▶ [Exercise description]
Word for word, quote all of the material, omitting the pictures.

[Rows from a figure dataset]
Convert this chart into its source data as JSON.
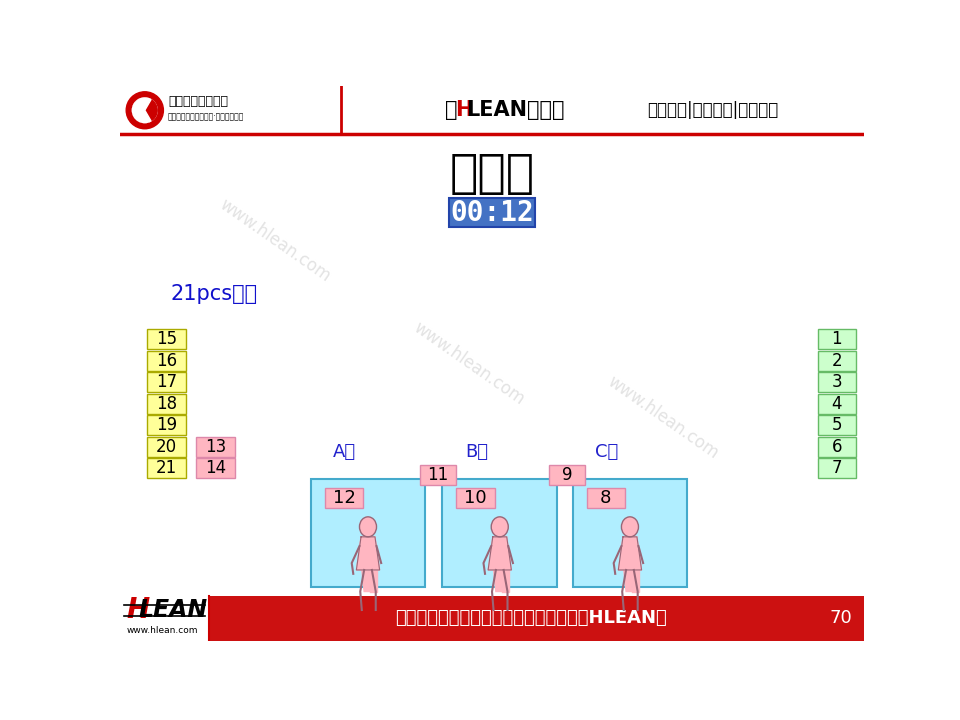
{
  "title": "单件流",
  "timer": "00:12",
  "product_label": "21pcs产品",
  "header_text1": "【HLEAN学堂】",
  "header_text2": "精益生产|智能制造|管理前沿",
  "footer_text": "做行业标杆，找精弘益；要幸福高效，用HLEAN！",
  "page_number": "70",
  "watermark": "www.hlean.com",
  "left_yellow_boxes": [
    "15",
    "16",
    "17",
    "18",
    "19",
    "20",
    "21"
  ],
  "left_pink_boxes": [
    "13",
    "14"
  ],
  "right_green_boxes": [
    "1",
    "2",
    "3",
    "4",
    "5",
    "6",
    "7"
  ],
  "station_configs": [
    {
      "label": "A站",
      "input": "11",
      "work": "12"
    },
    {
      "label": "B站",
      "input": "10",
      "work": "10"
    },
    {
      "label": "C站",
      "input": "9",
      "work": "8"
    }
  ],
  "colors": {
    "yellow_box": "#FFFF99",
    "yellow_border": "#AAAA00",
    "pink_box": "#FFB6C1",
    "pink_border": "#DD88AA",
    "green_box": "#CCFFCC",
    "green_border": "#66BB66",
    "station_bg": "#B0EEFF",
    "station_border": "#44AACC",
    "footer_bg": "#CC1111",
    "station_label_color": "#2222CC",
    "product_label_color": "#1111CC",
    "timer_bg": "#4472C4",
    "timer_border": "#2244AA"
  }
}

▶ [Reply to the exercise]
Convert this chart into its source data as JSON.
{
  "title": "单件流",
  "timer": "00:12",
  "product_label": "21pcs产品",
  "header_text1": "【HLEAN学堂】",
  "header_text2": "精益生产|智能制造|管理前沿",
  "footer_text": "做行业标杆，找精弘益；要幸福高效，用HLEAN！",
  "page_number": "70",
  "watermark": "www.hlean.com",
  "left_yellow_boxes": [
    "15",
    "16",
    "17",
    "18",
    "19",
    "20",
    "21"
  ],
  "left_pink_boxes": [
    "13",
    "14"
  ],
  "right_green_boxes": [
    "1",
    "2",
    "3",
    "4",
    "5",
    "6",
    "7"
  ],
  "station_configs": [
    {
      "label": "A站",
      "input": "11",
      "work": "12"
    },
    {
      "label": "B站",
      "input": "10",
      "work": "10"
    },
    {
      "label": "C站",
      "input": "9",
      "work": "8"
    }
  ],
  "colors": {
    "yellow_box": "#FFFF99",
    "yellow_border": "#AAAA00",
    "pink_box": "#FFB6C1",
    "pink_border": "#DD88AA",
    "green_box": "#CCFFCC",
    "green_border": "#66BB66",
    "station_bg": "#B0EEFF",
    "station_border": "#44AACC",
    "footer_bg": "#CC1111",
    "station_label_color": "#2222CC",
    "product_label_color": "#1111CC",
    "timer_bg": "#4472C4",
    "timer_border": "#2244AA"
  }
}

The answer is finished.